Recorded data:
start

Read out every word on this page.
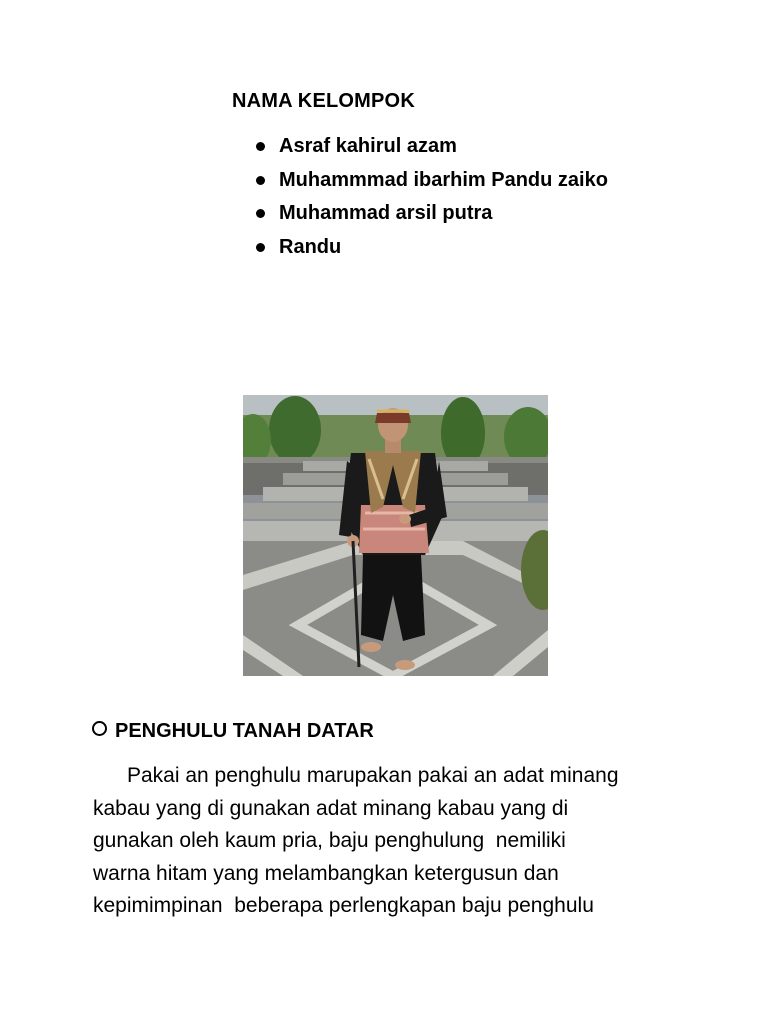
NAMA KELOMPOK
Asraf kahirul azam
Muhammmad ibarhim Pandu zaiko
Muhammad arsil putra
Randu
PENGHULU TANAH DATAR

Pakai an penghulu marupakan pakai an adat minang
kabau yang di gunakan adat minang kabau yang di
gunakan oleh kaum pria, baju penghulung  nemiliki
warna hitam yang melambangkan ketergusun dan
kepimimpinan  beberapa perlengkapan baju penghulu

end
start

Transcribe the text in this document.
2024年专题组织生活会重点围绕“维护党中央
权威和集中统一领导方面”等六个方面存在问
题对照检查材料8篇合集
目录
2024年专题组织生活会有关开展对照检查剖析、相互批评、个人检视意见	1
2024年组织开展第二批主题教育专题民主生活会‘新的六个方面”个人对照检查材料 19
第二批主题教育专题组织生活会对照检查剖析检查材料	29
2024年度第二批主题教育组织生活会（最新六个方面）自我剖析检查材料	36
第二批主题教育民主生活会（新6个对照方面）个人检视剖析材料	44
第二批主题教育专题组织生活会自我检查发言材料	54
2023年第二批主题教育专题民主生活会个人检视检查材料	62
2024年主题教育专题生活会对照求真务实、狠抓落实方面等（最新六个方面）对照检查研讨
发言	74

end

Given request: Isolate each line of the listing above that includes "yang". Copy it.

Written response:
kabau yang di gunakan adat minang kabau yang di
warna hitam yang melambangkan ketergusun dan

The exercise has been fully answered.